● **Do this**
What is the number of lines containing "title"? Give only that number.

Entries with figure data:
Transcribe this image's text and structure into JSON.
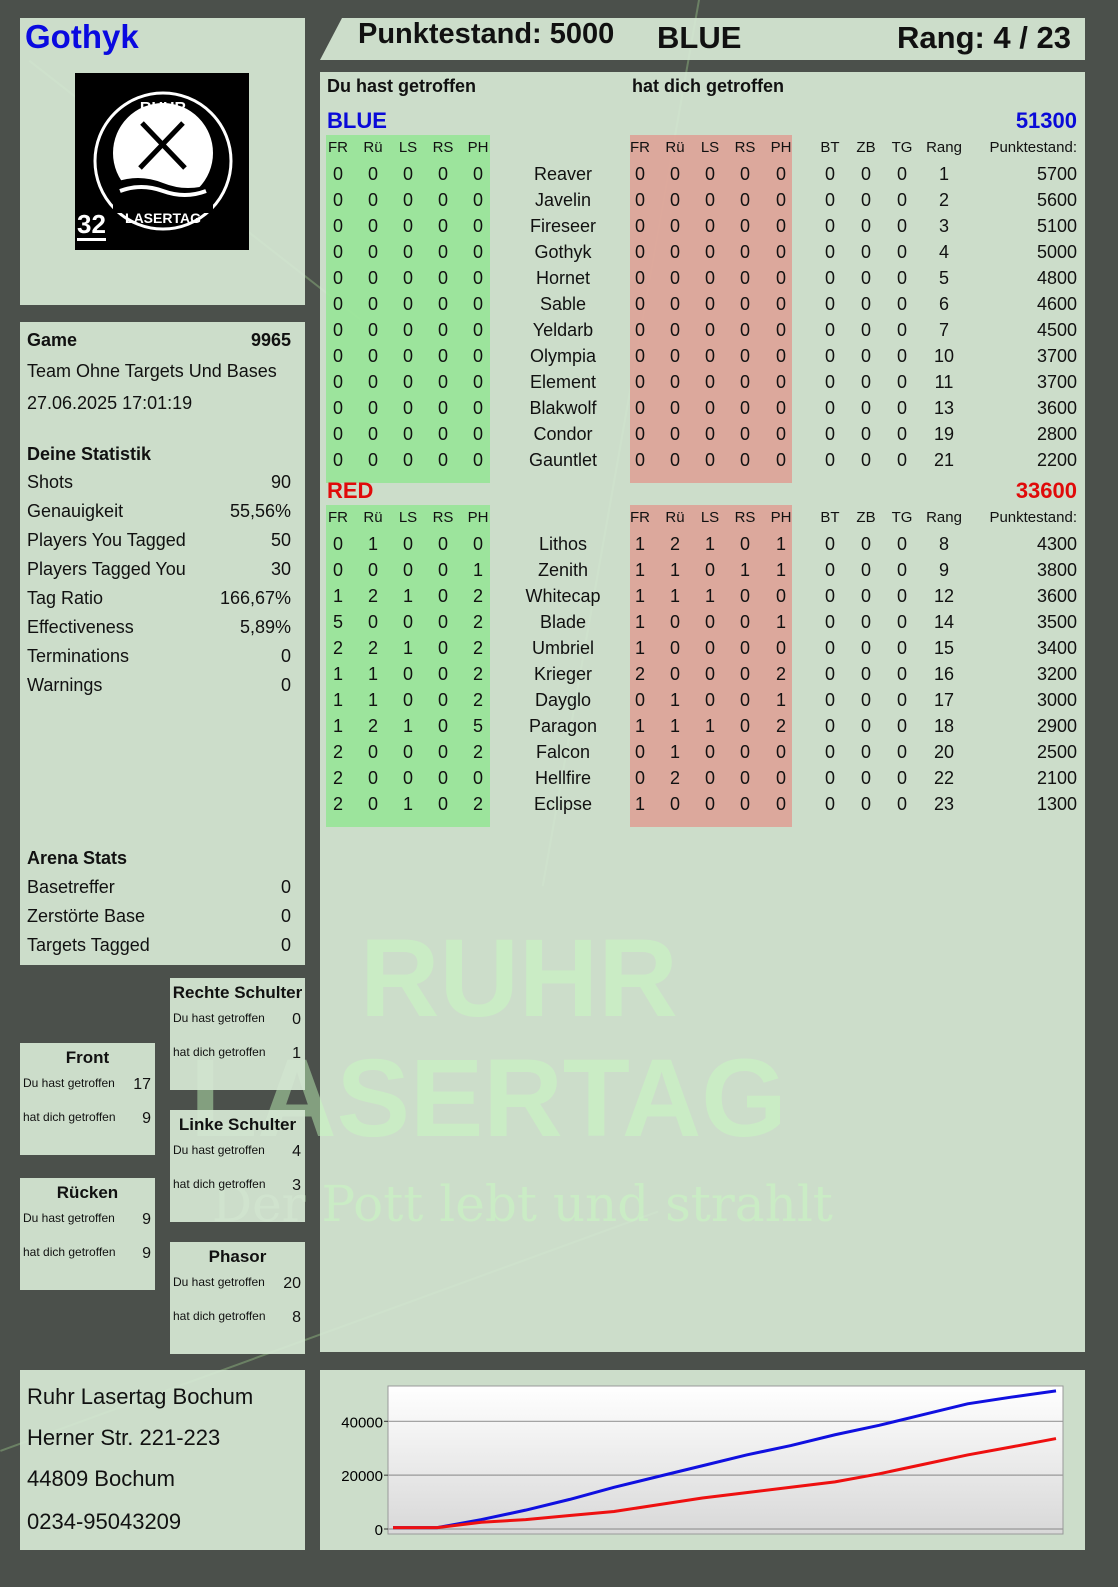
{
  "player": {
    "name": "Gothyk",
    "badge_number": "32",
    "logo_text": [
      "RUHR",
      "LASERTAG"
    ]
  },
  "header": {
    "score_label": "Punktestand: 5000",
    "team": "BLUE",
    "rank_label": "Rang: 4 / 23"
  },
  "game": {
    "label": "Game",
    "number": "9965",
    "mode": "Team Ohne Targets Und Bases",
    "datetime": "27.06.2025 17:01:19"
  },
  "stats": {
    "title": "Deine Statistik",
    "rows": [
      {
        "label": "Shots",
        "value": "90"
      },
      {
        "label": "Genauigkeit",
        "value": "55,56%"
      },
      {
        "label": "Players You Tagged",
        "value": "50"
      },
      {
        "label": "Players Tagged You",
        "value": "30"
      },
      {
        "label": "Tag Ratio",
        "value": "166,67%"
      },
      {
        "label": "Effectiveness",
        "value": "5,89%"
      },
      {
        "label": "Terminations",
        "value": "0"
      },
      {
        "label": "Warnings",
        "value": "0"
      }
    ]
  },
  "arena": {
    "title": "Arena Stats",
    "rows": [
      {
        "label": "Basetreffer",
        "value": "0"
      },
      {
        "label": "Zerstörte Base",
        "value": "0"
      },
      {
        "label": "Targets Tagged",
        "value": "0"
      }
    ]
  },
  "zones": [
    {
      "title": "Rechte Schulter",
      "hit_label": "Du hast getroffen",
      "hit": "0",
      "got_label": "hat dich getroffen",
      "got": "1"
    },
    {
      "title": "Front",
      "hit_label": "Du hast getroffen",
      "hit": "17",
      "got_label": "hat dich getroffen",
      "got": "9"
    },
    {
      "title": "Linke Schulter",
      "hit_label": "Du hast getroffen",
      "hit": "4",
      "got_label": "hat dich getroffen",
      "got": "3"
    },
    {
      "title": "Rücken",
      "hit_label": "Du hast getroffen",
      "hit": "9",
      "got_label": "hat dich getroffen",
      "got": "9"
    },
    {
      "title": "Phasor",
      "hit_label": "Du hast getroffen",
      "hit": "20",
      "got_label": "hat dich getroffen",
      "got": "8"
    }
  ],
  "address": [
    "Ruhr Lasertag Bochum",
    "Herner Str. 221-223",
    "44809 Bochum",
    "0234-95043209"
  ],
  "watermark": {
    "line1": "RUHR",
    "line2": "LASERTAG",
    "slogan": "Der Pott lebt und strahlt"
  },
  "table": {
    "you_hit_label": "Du hast getroffen",
    "hit_you_label": "hat dich getroffen",
    "hit_columns": [
      "FR",
      "Rü",
      "LS",
      "RS",
      "PH"
    ],
    "extra_columns": [
      "BT",
      "ZB",
      "TG",
      "Rang"
    ],
    "score_column": "Punktestand:",
    "teams": [
      {
        "name": "BLUE",
        "total": "51300",
        "color": "#0a0ad8",
        "players": [
          {
            "name": "Reaver",
            "hit": [
              "0",
              "0",
              "0",
              "0",
              "0"
            ],
            "got": [
              "0",
              "0",
              "0",
              "0",
              "0"
            ],
            "extra": [
              "0",
              "0",
              "0",
              "1"
            ],
            "score": "5700"
          },
          {
            "name": "Javelin",
            "hit": [
              "0",
              "0",
              "0",
              "0",
              "0"
            ],
            "got": [
              "0",
              "0",
              "0",
              "0",
              "0"
            ],
            "extra": [
              "0",
              "0",
              "0",
              "2"
            ],
            "score": "5600"
          },
          {
            "name": "Fireseer",
            "hit": [
              "0",
              "0",
              "0",
              "0",
              "0"
            ],
            "got": [
              "0",
              "0",
              "0",
              "0",
              "0"
            ],
            "extra": [
              "0",
              "0",
              "0",
              "3"
            ],
            "score": "5100"
          },
          {
            "name": "Gothyk",
            "hit": [
              "0",
              "0",
              "0",
              "0",
              "0"
            ],
            "got": [
              "0",
              "0",
              "0",
              "0",
              "0"
            ],
            "extra": [
              "0",
              "0",
              "0",
              "4"
            ],
            "score": "5000"
          },
          {
            "name": "Hornet",
            "hit": [
              "0",
              "0",
              "0",
              "0",
              "0"
            ],
            "got": [
              "0",
              "0",
              "0",
              "0",
              "0"
            ],
            "extra": [
              "0",
              "0",
              "0",
              "5"
            ],
            "score": "4800"
          },
          {
            "name": "Sable",
            "hit": [
              "0",
              "0",
              "0",
              "0",
              "0"
            ],
            "got": [
              "0",
              "0",
              "0",
              "0",
              "0"
            ],
            "extra": [
              "0",
              "0",
              "0",
              "6"
            ],
            "score": "4600"
          },
          {
            "name": "Yeldarb",
            "hit": [
              "0",
              "0",
              "0",
              "0",
              "0"
            ],
            "got": [
              "0",
              "0",
              "0",
              "0",
              "0"
            ],
            "extra": [
              "0",
              "0",
              "0",
              "7"
            ],
            "score": "4500"
          },
          {
            "name": "Olympia",
            "hit": [
              "0",
              "0",
              "0",
              "0",
              "0"
            ],
            "got": [
              "0",
              "0",
              "0",
              "0",
              "0"
            ],
            "extra": [
              "0",
              "0",
              "0",
              "10"
            ],
            "score": "3700"
          },
          {
            "name": "Element",
            "hit": [
              "0",
              "0",
              "0",
              "0",
              "0"
            ],
            "got": [
              "0",
              "0",
              "0",
              "0",
              "0"
            ],
            "extra": [
              "0",
              "0",
              "0",
              "11"
            ],
            "score": "3700"
          },
          {
            "name": "Blakwolf",
            "hit": [
              "0",
              "0",
              "0",
              "0",
              "0"
            ],
            "got": [
              "0",
              "0",
              "0",
              "0",
              "0"
            ],
            "extra": [
              "0",
              "0",
              "0",
              "13"
            ],
            "score": "3600"
          },
          {
            "name": "Condor",
            "hit": [
              "0",
              "0",
              "0",
              "0",
              "0"
            ],
            "got": [
              "0",
              "0",
              "0",
              "0",
              "0"
            ],
            "extra": [
              "0",
              "0",
              "0",
              "19"
            ],
            "score": "2800"
          },
          {
            "name": "Gauntlet",
            "hit": [
              "0",
              "0",
              "0",
              "0",
              "0"
            ],
            "got": [
              "0",
              "0",
              "0",
              "0",
              "0"
            ],
            "extra": [
              "0",
              "0",
              "0",
              "21"
            ],
            "score": "2200"
          }
        ]
      },
      {
        "name": "RED",
        "total": "33600",
        "color": "#e00a0a",
        "players": [
          {
            "name": "Lithos",
            "hit": [
              "0",
              "1",
              "0",
              "0",
              "0"
            ],
            "got": [
              "1",
              "2",
              "1",
              "0",
              "1"
            ],
            "extra": [
              "0",
              "0",
              "0",
              "8"
            ],
            "score": "4300"
          },
          {
            "name": "Zenith",
            "hit": [
              "0",
              "0",
              "0",
              "0",
              "1"
            ],
            "got": [
              "1",
              "1",
              "0",
              "1",
              "1"
            ],
            "extra": [
              "0",
              "0",
              "0",
              "9"
            ],
            "score": "3800"
          },
          {
            "name": "Whitecap",
            "hit": [
              "1",
              "2",
              "1",
              "0",
              "2"
            ],
            "got": [
              "1",
              "1",
              "1",
              "0",
              "0"
            ],
            "extra": [
              "0",
              "0",
              "0",
              "12"
            ],
            "score": "3600"
          },
          {
            "name": "Blade",
            "hit": [
              "5",
              "0",
              "0",
              "0",
              "2"
            ],
            "got": [
              "1",
              "0",
              "0",
              "0",
              "1"
            ],
            "extra": [
              "0",
              "0",
              "0",
              "14"
            ],
            "score": "3500"
          },
          {
            "name": "Umbriel",
            "hit": [
              "2",
              "2",
              "1",
              "0",
              "2"
            ],
            "got": [
              "1",
              "0",
              "0",
              "0",
              "0"
            ],
            "extra": [
              "0",
              "0",
              "0",
              "15"
            ],
            "score": "3400"
          },
          {
            "name": "Krieger",
            "hit": [
              "1",
              "1",
              "0",
              "0",
              "2"
            ],
            "got": [
              "2",
              "0",
              "0",
              "0",
              "2"
            ],
            "extra": [
              "0",
              "0",
              "0",
              "16"
            ],
            "score": "3200"
          },
          {
            "name": "Dayglo",
            "hit": [
              "1",
              "1",
              "0",
              "0",
              "2"
            ],
            "got": [
              "0",
              "1",
              "0",
              "0",
              "1"
            ],
            "extra": [
              "0",
              "0",
              "0",
              "17"
            ],
            "score": "3000"
          },
          {
            "name": "Paragon",
            "hit": [
              "1",
              "2",
              "1",
              "0",
              "5"
            ],
            "got": [
              "1",
              "1",
              "1",
              "0",
              "2"
            ],
            "extra": [
              "0",
              "0",
              "0",
              "18"
            ],
            "score": "2900"
          },
          {
            "name": "Falcon",
            "hit": [
              "2",
              "0",
              "0",
              "0",
              "2"
            ],
            "got": [
              "0",
              "1",
              "0",
              "0",
              "0"
            ],
            "extra": [
              "0",
              "0",
              "0",
              "20"
            ],
            "score": "2500"
          },
          {
            "name": "Hellfire",
            "hit": [
              "2",
              "0",
              "0",
              "0",
              "0"
            ],
            "got": [
              "0",
              "2",
              "0",
              "0",
              "0"
            ],
            "extra": [
              "0",
              "0",
              "0",
              "22"
            ],
            "score": "2100"
          },
          {
            "name": "Eclipse",
            "hit": [
              "2",
              "0",
              "1",
              "0",
              "2"
            ],
            "got": [
              "1",
              "0",
              "0",
              "0",
              "0"
            ],
            "extra": [
              "0",
              "0",
              "0",
              "23"
            ],
            "score": "1300"
          }
        ]
      }
    ]
  },
  "chart_data": {
    "type": "line",
    "yticks": [
      "0",
      "20000",
      "40000"
    ],
    "ylim": [
      0,
      52000
    ],
    "grid": true,
    "series": [
      {
        "color": "#1010e0",
        "values": [
          500,
          500,
          3500,
          7000,
          11000,
          15500,
          19500,
          23500,
          27500,
          31000,
          35000,
          38500,
          42500,
          46500,
          49000,
          51300
        ]
      },
      {
        "color": "#ee1010",
        "values": [
          500,
          500,
          2500,
          3500,
          5000,
          6500,
          9000,
          11500,
          13500,
          15500,
          17500,
          20500,
          24000,
          27500,
          30500,
          33600
        ]
      }
    ]
  }
}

● **Result**
7